→ **TASK OBJECTIVE**:
All entries are to be quoted exactly; the images stay out of the copy.

# start of TASK MATERIAL

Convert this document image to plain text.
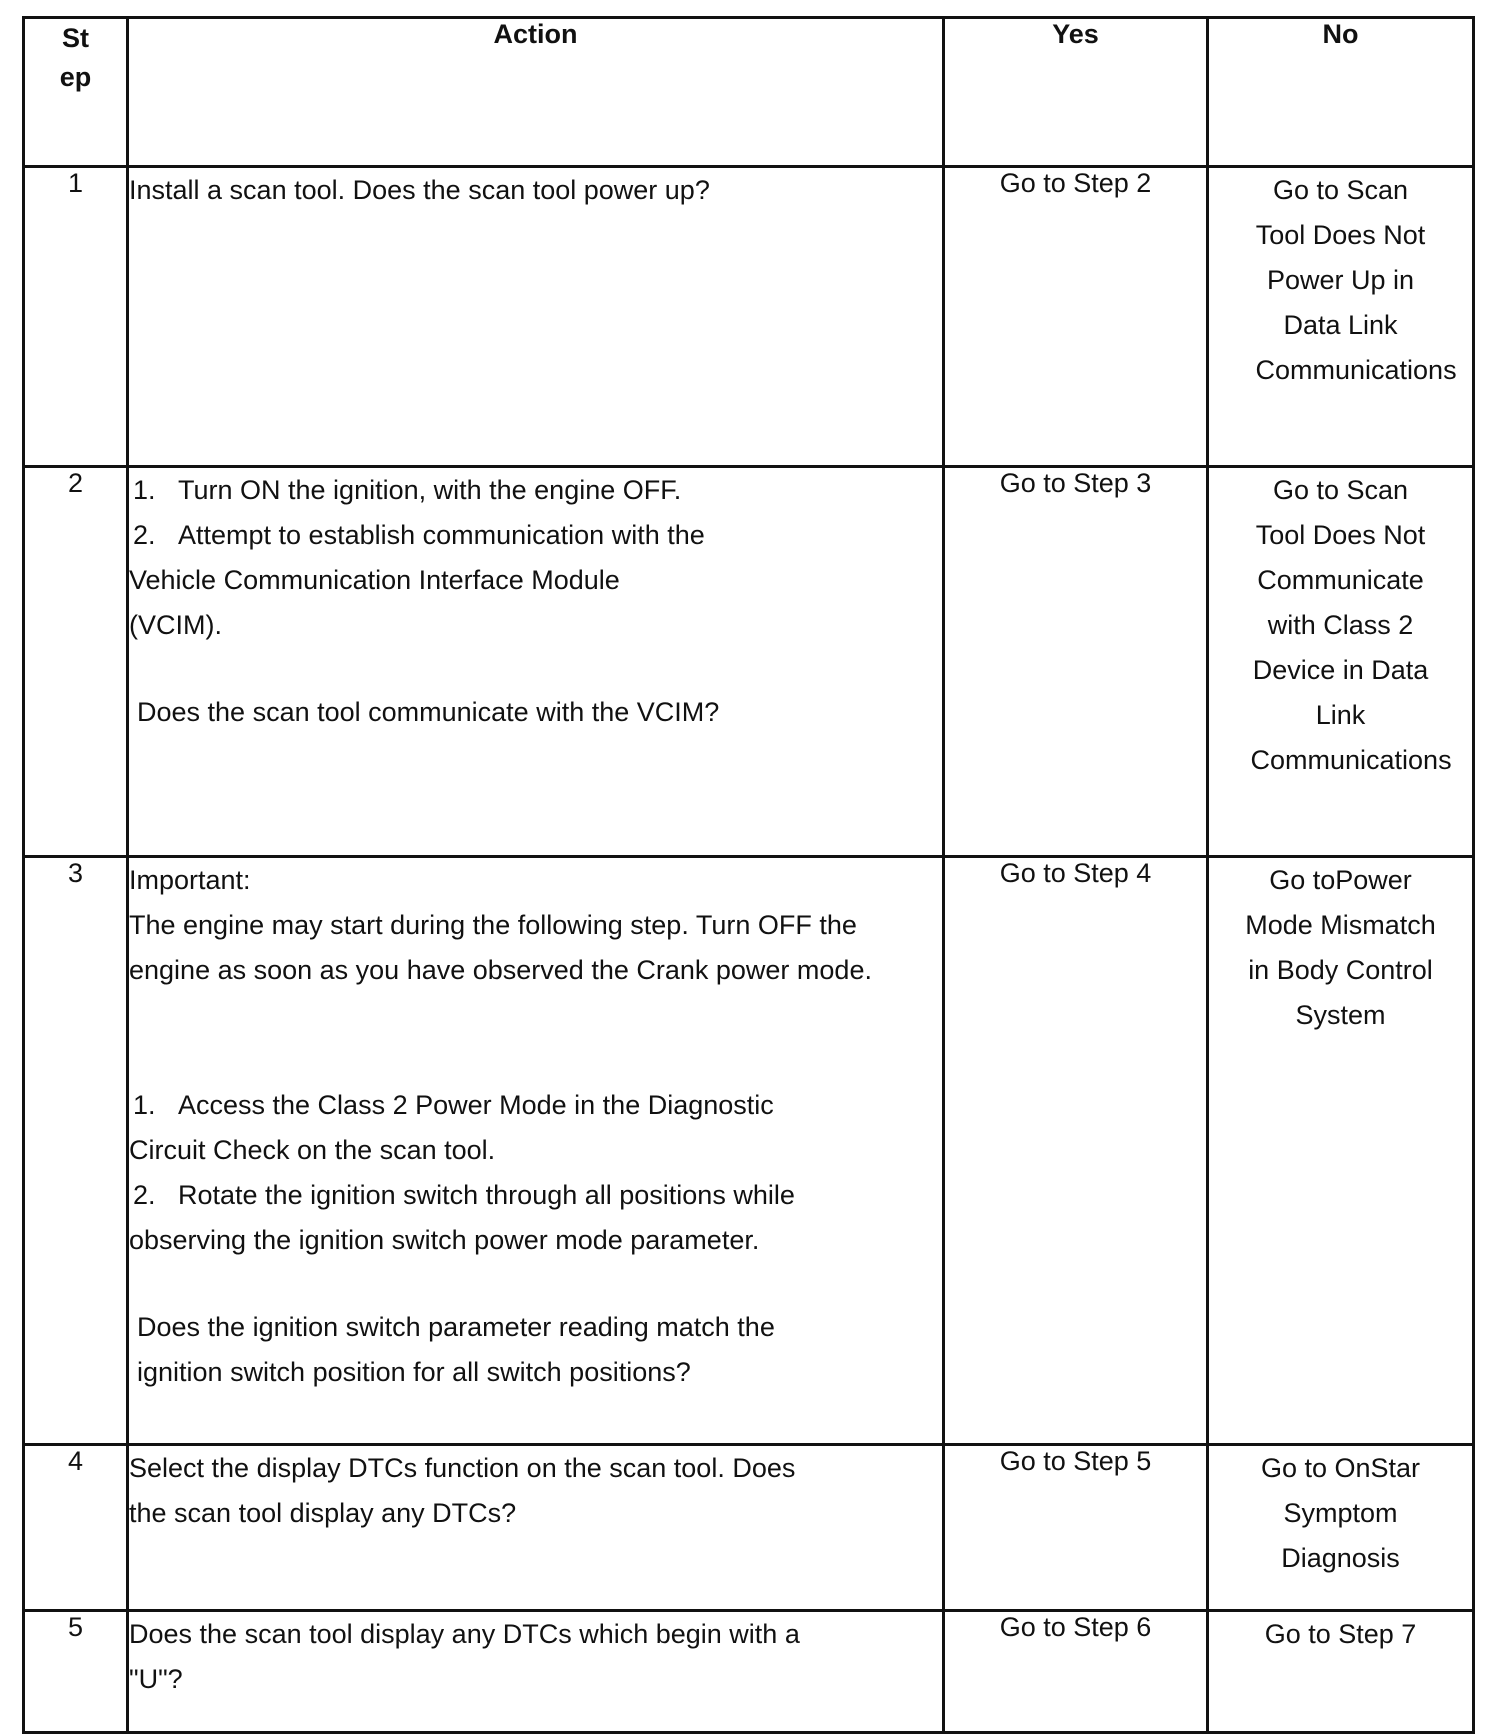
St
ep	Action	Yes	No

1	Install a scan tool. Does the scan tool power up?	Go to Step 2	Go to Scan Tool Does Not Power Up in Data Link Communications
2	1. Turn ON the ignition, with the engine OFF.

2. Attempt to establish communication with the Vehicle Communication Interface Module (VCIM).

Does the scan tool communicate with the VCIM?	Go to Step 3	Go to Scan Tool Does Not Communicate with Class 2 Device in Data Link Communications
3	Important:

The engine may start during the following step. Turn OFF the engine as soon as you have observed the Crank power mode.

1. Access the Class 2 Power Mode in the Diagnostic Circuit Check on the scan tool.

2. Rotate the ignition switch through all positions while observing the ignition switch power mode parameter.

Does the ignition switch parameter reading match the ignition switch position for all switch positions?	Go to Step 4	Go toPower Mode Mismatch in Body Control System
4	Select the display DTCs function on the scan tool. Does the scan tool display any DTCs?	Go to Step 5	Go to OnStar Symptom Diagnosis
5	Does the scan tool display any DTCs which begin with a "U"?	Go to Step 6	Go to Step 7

# end of TASK MATERIAL

→ **COMPLETE ANSWER**:
Convert this document image to plain text.
St
ep	Action	Yes	No

1	Install a scan tool. Does the scan tool power up?	Go to Step 2	Go to Scan Tool Does Not Power Up in Data Link Communications
2	1. Turn ON the ignition, with the engine OFF.

2. Attempt to establish communication with the Vehicle Communication Interface Module (VCIM).

Does the scan tool communicate with the VCIM?	Go to Step 3	Go to Scan Tool Does Not Communicate with Class 2 Device in Data Link Communications
3	Important:

The engine may start during the following step. Turn OFF the engine as soon as you have observed the Crank power mode.

1. Access the Class 2 Power Mode in the Diagnostic Circuit Check on the scan tool.

2. Rotate the ignition switch through all positions while observing the ignition switch power mode parameter.

Does the ignition switch parameter reading match the ignition switch position for all switch positions?	Go to Step 4	Go toPower Mode Mismatch in Body Control System
4	Select the display DTCs function on the scan tool. Does the scan tool display any DTCs?	Go to Step 5	Go to OnStar Symptom Diagnosis
5	Does the scan tool display any DTCs which begin with a "U"?	Go to Step 6	Go to Step 7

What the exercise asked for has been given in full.